Supplied records

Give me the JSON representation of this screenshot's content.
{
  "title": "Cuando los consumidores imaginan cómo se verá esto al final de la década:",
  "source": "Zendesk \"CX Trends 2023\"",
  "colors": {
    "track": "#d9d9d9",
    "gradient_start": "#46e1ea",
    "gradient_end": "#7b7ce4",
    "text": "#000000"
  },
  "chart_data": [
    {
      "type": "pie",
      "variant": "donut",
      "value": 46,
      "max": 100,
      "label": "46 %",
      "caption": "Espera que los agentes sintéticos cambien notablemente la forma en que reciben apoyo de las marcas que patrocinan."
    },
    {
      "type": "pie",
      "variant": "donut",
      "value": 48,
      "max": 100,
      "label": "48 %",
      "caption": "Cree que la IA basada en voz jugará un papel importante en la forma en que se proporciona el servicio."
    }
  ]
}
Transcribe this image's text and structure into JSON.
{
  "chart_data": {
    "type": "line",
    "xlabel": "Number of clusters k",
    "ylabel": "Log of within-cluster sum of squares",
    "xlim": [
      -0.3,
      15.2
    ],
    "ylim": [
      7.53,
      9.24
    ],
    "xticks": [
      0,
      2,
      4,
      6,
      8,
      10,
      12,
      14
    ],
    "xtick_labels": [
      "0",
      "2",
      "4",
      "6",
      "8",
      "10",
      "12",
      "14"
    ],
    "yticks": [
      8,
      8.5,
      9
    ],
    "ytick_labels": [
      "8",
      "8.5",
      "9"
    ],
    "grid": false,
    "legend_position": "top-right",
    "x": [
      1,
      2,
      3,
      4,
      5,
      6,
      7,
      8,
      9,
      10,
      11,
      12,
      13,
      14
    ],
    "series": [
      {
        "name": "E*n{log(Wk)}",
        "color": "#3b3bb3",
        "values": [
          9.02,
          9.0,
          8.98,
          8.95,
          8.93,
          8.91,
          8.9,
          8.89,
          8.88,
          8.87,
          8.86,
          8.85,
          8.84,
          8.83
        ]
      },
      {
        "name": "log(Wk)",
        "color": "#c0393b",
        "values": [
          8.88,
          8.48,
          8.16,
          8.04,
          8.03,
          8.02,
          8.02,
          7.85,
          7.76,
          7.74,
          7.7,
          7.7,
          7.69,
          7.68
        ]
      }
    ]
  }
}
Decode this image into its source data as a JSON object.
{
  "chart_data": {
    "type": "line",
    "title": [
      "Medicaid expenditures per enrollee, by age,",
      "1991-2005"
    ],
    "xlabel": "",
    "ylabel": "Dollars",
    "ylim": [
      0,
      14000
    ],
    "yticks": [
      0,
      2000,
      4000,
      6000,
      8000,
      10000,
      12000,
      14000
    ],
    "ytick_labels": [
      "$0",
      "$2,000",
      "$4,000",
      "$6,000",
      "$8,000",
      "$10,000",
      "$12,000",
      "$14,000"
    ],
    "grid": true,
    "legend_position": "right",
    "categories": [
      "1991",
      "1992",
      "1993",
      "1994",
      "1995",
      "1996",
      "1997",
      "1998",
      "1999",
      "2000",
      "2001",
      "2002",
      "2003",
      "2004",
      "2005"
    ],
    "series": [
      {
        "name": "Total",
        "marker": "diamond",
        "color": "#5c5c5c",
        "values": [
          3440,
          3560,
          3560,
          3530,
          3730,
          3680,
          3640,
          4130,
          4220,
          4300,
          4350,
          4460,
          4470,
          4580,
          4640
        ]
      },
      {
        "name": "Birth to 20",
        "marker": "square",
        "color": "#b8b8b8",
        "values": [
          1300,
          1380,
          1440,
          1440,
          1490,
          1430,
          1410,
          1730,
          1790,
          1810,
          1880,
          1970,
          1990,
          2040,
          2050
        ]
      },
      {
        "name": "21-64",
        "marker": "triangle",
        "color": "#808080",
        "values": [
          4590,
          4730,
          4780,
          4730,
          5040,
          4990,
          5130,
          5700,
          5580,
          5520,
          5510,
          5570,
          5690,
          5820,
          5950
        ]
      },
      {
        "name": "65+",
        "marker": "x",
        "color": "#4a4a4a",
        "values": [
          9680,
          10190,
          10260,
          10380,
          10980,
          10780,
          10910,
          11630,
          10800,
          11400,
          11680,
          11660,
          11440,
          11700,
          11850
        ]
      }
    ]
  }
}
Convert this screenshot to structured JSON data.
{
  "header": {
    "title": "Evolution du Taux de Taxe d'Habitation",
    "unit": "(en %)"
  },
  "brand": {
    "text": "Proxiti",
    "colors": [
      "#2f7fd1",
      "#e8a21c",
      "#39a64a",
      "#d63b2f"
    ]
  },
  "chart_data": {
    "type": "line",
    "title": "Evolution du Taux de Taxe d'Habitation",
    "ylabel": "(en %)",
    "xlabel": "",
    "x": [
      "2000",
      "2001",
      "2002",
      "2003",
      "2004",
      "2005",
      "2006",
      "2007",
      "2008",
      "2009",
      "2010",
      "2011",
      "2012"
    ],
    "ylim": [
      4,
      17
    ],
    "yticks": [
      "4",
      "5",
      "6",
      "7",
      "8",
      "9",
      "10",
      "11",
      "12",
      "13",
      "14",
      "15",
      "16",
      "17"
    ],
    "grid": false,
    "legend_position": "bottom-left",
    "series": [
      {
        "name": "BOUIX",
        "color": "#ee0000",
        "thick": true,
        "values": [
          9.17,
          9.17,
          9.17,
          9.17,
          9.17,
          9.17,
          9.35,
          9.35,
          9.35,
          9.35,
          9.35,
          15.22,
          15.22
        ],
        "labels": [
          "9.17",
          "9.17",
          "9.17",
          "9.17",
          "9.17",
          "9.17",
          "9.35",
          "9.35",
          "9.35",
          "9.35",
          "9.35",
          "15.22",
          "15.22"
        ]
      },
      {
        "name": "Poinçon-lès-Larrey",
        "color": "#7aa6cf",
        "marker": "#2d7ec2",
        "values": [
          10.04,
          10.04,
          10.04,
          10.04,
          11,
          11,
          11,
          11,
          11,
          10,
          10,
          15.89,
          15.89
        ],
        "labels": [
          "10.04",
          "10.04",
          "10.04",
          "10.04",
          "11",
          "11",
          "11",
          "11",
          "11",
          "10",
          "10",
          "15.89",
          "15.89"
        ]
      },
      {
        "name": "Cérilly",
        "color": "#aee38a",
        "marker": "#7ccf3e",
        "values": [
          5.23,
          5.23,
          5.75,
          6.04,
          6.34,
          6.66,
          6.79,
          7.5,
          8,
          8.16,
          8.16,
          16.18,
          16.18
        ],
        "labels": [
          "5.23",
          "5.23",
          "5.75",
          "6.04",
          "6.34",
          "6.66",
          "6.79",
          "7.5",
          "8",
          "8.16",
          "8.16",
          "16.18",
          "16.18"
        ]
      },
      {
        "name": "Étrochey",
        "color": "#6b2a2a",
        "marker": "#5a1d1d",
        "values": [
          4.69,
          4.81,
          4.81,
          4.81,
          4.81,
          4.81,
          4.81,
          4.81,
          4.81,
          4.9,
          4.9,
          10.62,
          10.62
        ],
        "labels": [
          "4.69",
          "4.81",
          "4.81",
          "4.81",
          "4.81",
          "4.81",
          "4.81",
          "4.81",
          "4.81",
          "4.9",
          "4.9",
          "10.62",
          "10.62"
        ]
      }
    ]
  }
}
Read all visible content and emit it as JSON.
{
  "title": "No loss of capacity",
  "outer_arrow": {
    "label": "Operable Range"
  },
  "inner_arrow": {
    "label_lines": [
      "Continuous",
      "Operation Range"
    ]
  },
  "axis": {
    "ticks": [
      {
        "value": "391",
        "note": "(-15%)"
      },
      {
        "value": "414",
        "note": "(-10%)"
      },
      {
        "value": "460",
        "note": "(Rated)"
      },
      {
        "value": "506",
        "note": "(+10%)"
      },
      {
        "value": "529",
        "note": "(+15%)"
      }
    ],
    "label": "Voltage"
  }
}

Exercise prompt
Look through the entries above and list every line containing "into".

Exercise response
Transcribe this image's text and structure into JSON.
Decode this image into its source data as a JSON object.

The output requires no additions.